DATA SHOWN ::
########################################

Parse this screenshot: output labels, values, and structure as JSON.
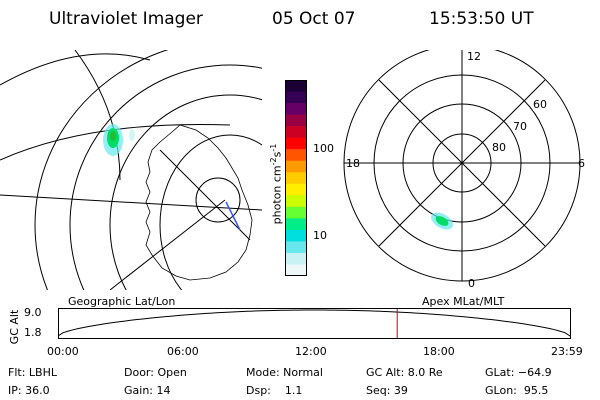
{
  "header": {
    "instrument": "Ultraviolet Imager",
    "date": "05 Oct 07",
    "time": "15:53:50 UT"
  },
  "colorbar": {
    "ticks": [
      "100",
      "10"
    ],
    "units_prefix": "photon cm",
    "units_exp1": "-2",
    "units_mid": "s",
    "units_exp2": "-1",
    "colors": [
      "#1a0033",
      "#330055",
      "#660066",
      "#990044",
      "#cc0022",
      "#ff0000",
      "#ff5500",
      "#ff9900",
      "#ffcc00",
      "#ffee00",
      "#ccff00",
      "#66ff33",
      "#00ee88",
      "#00dddd",
      "#66e8ee",
      "#c8f2f4",
      "#eef8f8"
    ]
  },
  "left_map": {
    "label": "Geographic Lat/Lon"
  },
  "right_map": {
    "label": "Apex MLat/MLT",
    "lat_labels": [
      "80",
      "70",
      "60"
    ],
    "mlt_labels": {
      "top": "12",
      "left": "18",
      "right": "6",
      "bottom": "0"
    }
  },
  "altitude_plot": {
    "ylabel": "GC Alt",
    "yticks": [
      "9.0",
      "1.8"
    ],
    "xticks": [
      "00:00",
      "06:00",
      "12:00",
      "18:00",
      "23:59"
    ],
    "x_range_hours": [
      0,
      24
    ],
    "y_range_re": [
      1.8,
      9.0
    ],
    "current_time_hours": 15.9,
    "marker_color": "#cc0000"
  },
  "status": {
    "filter": "Flt: LBHL",
    "ip": "IP: 36.0",
    "door": "Door: Open",
    "gain": "Gain: 14",
    "mode": "Mode: Normal",
    "dsp": "Dsp:    1.1",
    "gc_alt": "GC Alt: 8.0 Re",
    "seq": "Seq: 39",
    "glat": "GLat: −64.9",
    "glon": "GLon:  95.5"
  }
}
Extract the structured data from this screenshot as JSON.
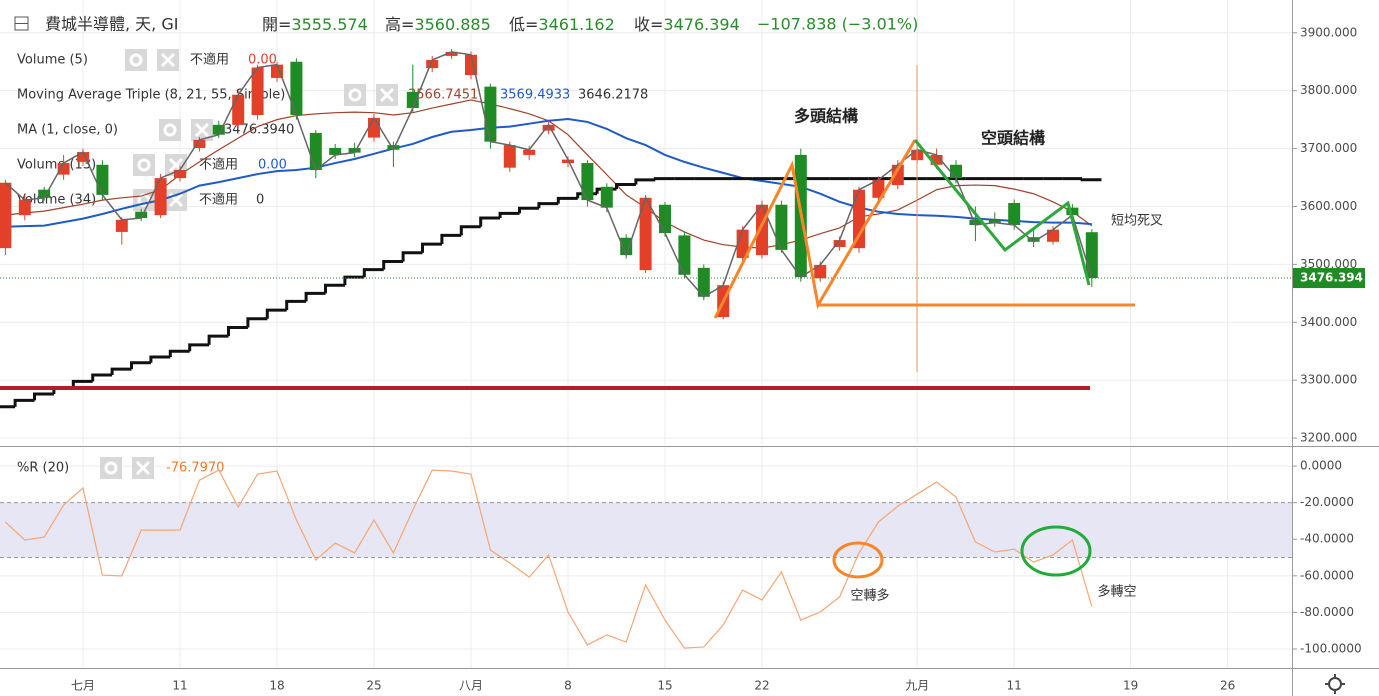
{
  "header": {
    "title": "費城半導體, 天, GI",
    "open_label": "開=",
    "open_value": "3555.574",
    "high_label": "高=",
    "high_value": "3560.885",
    "low_label": "低=",
    "low_value": "3461.162",
    "close_label": "收=",
    "close_value": "3476.394",
    "change": "−107.838 (−3.01%)"
  },
  "legends": [
    {
      "name": "Volume (5)",
      "status": "不適用",
      "value": "0.00"
    },
    {
      "name": "Moving Average Triple (8, 21, 55, Simple)"
    },
    {
      "name": "MA (1, close, 0)",
      "value": "3476.3940"
    },
    {
      "name": "Volume (13)",
      "status": "不適用",
      "value": "0.00"
    },
    {
      "name": "Volume (34)",
      "status": "不適用",
      "value": "0"
    },
    {
      "name": "%R (20)",
      "value": "-76.7970"
    }
  ],
  "annotations": [
    "多頭結構",
    "空頭結構",
    "短均死叉",
    "空轉多",
    "多轉空"
  ],
  "chart_data": [
    {
      "type": "candlestick",
      "up_color": "#e3402a",
      "down_color": "#1f8b24",
      "close_line_color": "#666666",
      "open": [
        3528,
        3585,
        3629,
        3655,
        3677,
        3672,
        3556,
        3591,
        3585,
        3649,
        3701,
        3741,
        3741,
        3758,
        3822,
        3850,
        3727,
        3701,
        3701,
        3719,
        3706,
        3798,
        3839,
        3860,
        3827,
        3807,
        3667,
        3689,
        3731,
        3675,
        3675,
        3634,
        3546,
        3490,
        3603,
        3550,
        3494,
        3409,
        3511,
        3516,
        3603,
        3689,
        3476,
        3530,
        3528,
        3615,
        3637,
        3680,
        3672,
        3672,
        3577,
        3577,
        3606,
        3547,
        3539,
        3598,
        3555.574,
        null,
        null,
        null,
        null,
        null,
        null,
        null,
        null,
        null
      ],
      "high": [
        3646,
        3620,
        3634,
        3689,
        3700,
        3680,
        3582,
        3596,
        3656,
        3670,
        3720,
        3748,
        3800,
        3845,
        3850,
        3856,
        3732,
        3708,
        3710,
        3760,
        3712,
        3845,
        3860,
        3872,
        3868,
        3812,
        3712,
        3705,
        3746,
        3686,
        3680,
        3640,
        3552,
        3620,
        3608,
        3556,
        3500,
        3470,
        3566,
        3610,
        3610,
        3700,
        3505,
        3548,
        3634,
        3652,
        3680,
        3712,
        3700,
        3680,
        3600,
        3590,
        3612,
        3560,
        3566,
        3604,
        3560.885,
        null,
        null,
        null,
        null,
        null,
        null,
        null,
        null,
        null
      ],
      "low": [
        3516,
        3576,
        3610,
        3646,
        3670,
        3612,
        3534,
        3575,
        3580,
        3643,
        3695,
        3718,
        3735,
        3750,
        3815,
        3750,
        3649,
        3682,
        3685,
        3712,
        3668,
        3762,
        3832,
        3855,
        3820,
        3700,
        3660,
        3680,
        3725,
        3668,
        3600,
        3590,
        3510,
        3485,
        3548,
        3476,
        3438,
        3405,
        3505,
        3510,
        3520,
        3470,
        3470,
        3524,
        3520,
        3608,
        3630,
        3675,
        3665,
        3640,
        3540,
        3565,
        3560,
        3530,
        3534,
        3580,
        3461.162,
        null,
        null,
        null,
        null,
        null,
        null,
        null,
        null,
        null
      ],
      "close": [
        3641,
        3611,
        3615,
        3675,
        3694,
        3620,
        3577,
        3580,
        3649,
        3663,
        3715,
        3724,
        3793,
        3840,
        3845,
        3758,
        3663,
        3689,
        3693,
        3753,
        3698,
        3770,
        3853,
        3867,
        3862,
        3712,
        3706,
        3698,
        3741,
        3681,
        3611,
        3598,
        3516,
        3615,
        3554,
        3482,
        3444,
        3464,
        3560,
        3603,
        3525,
        3478,
        3499,
        3542,
        3629,
        3646,
        3672,
        3698,
        3689,
        3649,
        3568,
        3572,
        3568,
        3539,
        3560,
        3585,
        3476.394,
        null,
        null,
        null,
        null,
        null,
        null,
        null,
        null,
        null
      ],
      "lines": [
        {
          "color": "#a0432a",
          "values": [
            3585,
            3589,
            3592,
            3598,
            3604,
            3611,
            3615,
            3618,
            3629,
            3655,
            3677,
            3698,
            3718,
            3738,
            3750,
            3757,
            3760,
            3762,
            3763,
            3762,
            3758,
            3762,
            3770,
            3777,
            3784,
            3777,
            3769,
            3760,
            3748,
            3724,
            3689,
            3655,
            3620,
            3598,
            3573,
            3556,
            3542,
            3534,
            3530,
            3528,
            3534,
            3542,
            3553,
            3563,
            3582,
            3587,
            3594,
            3611,
            3629,
            3636,
            3637,
            3636,
            3630,
            3622,
            3608,
            3591,
            3566.7451,
            null,
            null,
            null,
            null,
            null,
            null,
            null,
            null,
            null
          ]
        },
        {
          "color": "#1f5bc6",
          "values": [
            3565,
            3566,
            3567,
            3573,
            3579,
            3587,
            3596,
            3604,
            3611,
            3622,
            3636,
            3642,
            3649,
            3656,
            3661,
            3663,
            3667,
            3675,
            3682,
            3691,
            3700,
            3708,
            3720,
            3729,
            3732,
            3736,
            3738,
            3743,
            3748,
            3751,
            3746,
            3734,
            3718,
            3706,
            3689,
            3677,
            3667,
            3658,
            3649,
            3644,
            3639,
            3634,
            3622,
            3608,
            3598,
            3591,
            3587,
            3585,
            3584,
            3582,
            3579,
            3577,
            3575,
            3573,
            3572,
            3572,
            3569.4933,
            null,
            null,
            null,
            null,
            null,
            null,
            null,
            null,
            null
          ]
        },
        {
          "color": "#111111",
          "step": true,
          "values": [
            3254,
            3265,
            3276,
            3287,
            3298,
            3309,
            3319,
            3330,
            3340,
            3350,
            3361,
            3376,
            3391,
            3406,
            3421,
            3436,
            3450,
            3464,
            3478,
            3491,
            3505,
            3520,
            3535,
            3550,
            3565,
            3580,
            3588,
            3597,
            3605,
            3614,
            3622,
            3630,
            3638,
            3646,
            3648,
            3648,
            3648,
            3648,
            3648,
            3648,
            3648,
            3648,
            3648,
            3648,
            3648,
            3648,
            3648,
            3648,
            3648,
            3648,
            3648,
            3648,
            3648,
            3648,
            3648,
            3648,
            3646.2178,
            null,
            null,
            null,
            null,
            null,
            null,
            null,
            null,
            null
          ]
        }
      ],
      "ylim": [
        3188,
        3948
      ],
      "yticks": [
        {
          "value": 3200,
          "label": "3200.000"
        },
        {
          "value": 3300,
          "label": "3300.000"
        },
        {
          "value": 3400,
          "label": "3400.000"
        },
        {
          "value": 3500,
          "label": "3500.000"
        },
        {
          "value": 3600,
          "label": "3600.000"
        },
        {
          "value": 3700,
          "label": "3700.000"
        },
        {
          "value": 3800,
          "label": "3800.000"
        },
        {
          "value": 3900,
          "label": "3900.000"
        }
      ],
      "grid": true
    },
    {
      "type": "line",
      "color": "#f7a574",
      "categories": [
        null,
        null,
        null,
        null,
        "七月",
        null,
        null,
        null,
        null,
        "11",
        null,
        null,
        null,
        null,
        "18",
        null,
        null,
        null,
        null,
        "25",
        null,
        null,
        null,
        null,
        "八月",
        null,
        null,
        null,
        null,
        "8",
        null,
        null,
        null,
        null,
        "15",
        null,
        null,
        null,
        null,
        "22",
        null,
        null,
        null,
        null,
        null,
        null,
        null,
        "九月",
        null,
        null,
        null,
        null,
        "11",
        null,
        null,
        null,
        null,
        null,
        "19",
        null,
        null,
        null,
        null,
        "26",
        null,
        null
      ],
      "values": [
        -30.6,
        -40.4,
        -38.8,
        -21.3,
        -12.0,
        -59.6,
        -60.1,
        -35.0,
        -35.0,
        -35.0,
        -7.7,
        -2.2,
        -22.4,
        -4.4,
        -2.7,
        -29.5,
        -51.4,
        -42.1,
        -47.5,
        -29.5,
        -47.5,
        -24.0,
        -2.2,
        -2.7,
        -4.4,
        -45.9,
        -53.0,
        -60.7,
        -48.6,
        -79.8,
        -97.8,
        -92.3,
        -96.2,
        -65.0,
        -84.2,
        -99.5,
        -98.9,
        -86.9,
        -67.8,
        -73.2,
        -57.9,
        -84.2,
        -79.8,
        -71.6,
        -47.5,
        -30.6,
        -21.9,
        -15.3,
        -8.7,
        -16.9,
        -41.5,
        -47.0,
        -45.4,
        -52.5,
        -48.6,
        -40.4,
        -76.797,
        null,
        null,
        null,
        null,
        null,
        null,
        null,
        null,
        null
      ],
      "bands": [
        -20,
        -50
      ],
      "band_color": "#e6e6f4",
      "ylim": [
        -110.4,
        7.7
      ],
      "yticks": [
        {
          "value": 0,
          "label": "0.0000"
        },
        {
          "value": -20,
          "label": "-20.0000"
        },
        {
          "value": -40,
          "label": "-40.0000"
        },
        {
          "value": -60,
          "label": "-60.0000"
        },
        {
          "value": -80,
          "label": "-80.0000"
        },
        {
          "value": -100,
          "label": "-100.0000"
        }
      ],
      "grid": true
    }
  ]
}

########################################

GIVEN EXERCISE ::
Go through the records and pull out each line that includes the word "JSON".

FINAL ANSWER ::
Parse this screenshot: output labels, values, and structure as JSON.
Extract the structured data from this screenshot as JSON.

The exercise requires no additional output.